#### Rows
━━━━

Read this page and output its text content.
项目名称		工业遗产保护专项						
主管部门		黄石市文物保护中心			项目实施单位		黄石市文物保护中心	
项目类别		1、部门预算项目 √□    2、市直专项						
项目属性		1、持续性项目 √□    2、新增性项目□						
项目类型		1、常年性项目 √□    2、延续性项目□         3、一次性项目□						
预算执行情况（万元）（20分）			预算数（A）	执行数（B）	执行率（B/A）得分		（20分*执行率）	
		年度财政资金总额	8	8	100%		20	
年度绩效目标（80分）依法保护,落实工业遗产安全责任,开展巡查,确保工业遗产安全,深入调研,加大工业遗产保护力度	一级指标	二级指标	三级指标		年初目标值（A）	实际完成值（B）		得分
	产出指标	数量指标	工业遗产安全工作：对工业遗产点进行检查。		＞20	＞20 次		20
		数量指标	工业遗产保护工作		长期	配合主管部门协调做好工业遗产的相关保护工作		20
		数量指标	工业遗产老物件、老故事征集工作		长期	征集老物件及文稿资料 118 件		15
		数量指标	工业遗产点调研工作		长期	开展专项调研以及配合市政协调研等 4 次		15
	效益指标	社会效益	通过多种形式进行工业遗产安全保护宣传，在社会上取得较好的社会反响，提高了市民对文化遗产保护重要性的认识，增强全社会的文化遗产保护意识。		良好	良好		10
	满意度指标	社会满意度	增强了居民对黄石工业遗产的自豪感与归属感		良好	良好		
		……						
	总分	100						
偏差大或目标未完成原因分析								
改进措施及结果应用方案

━━━━

#### Requirements
Scan the entries above and work out how many lines include the word "数量指标"; the reply is that number alone.

#### Problem solution
4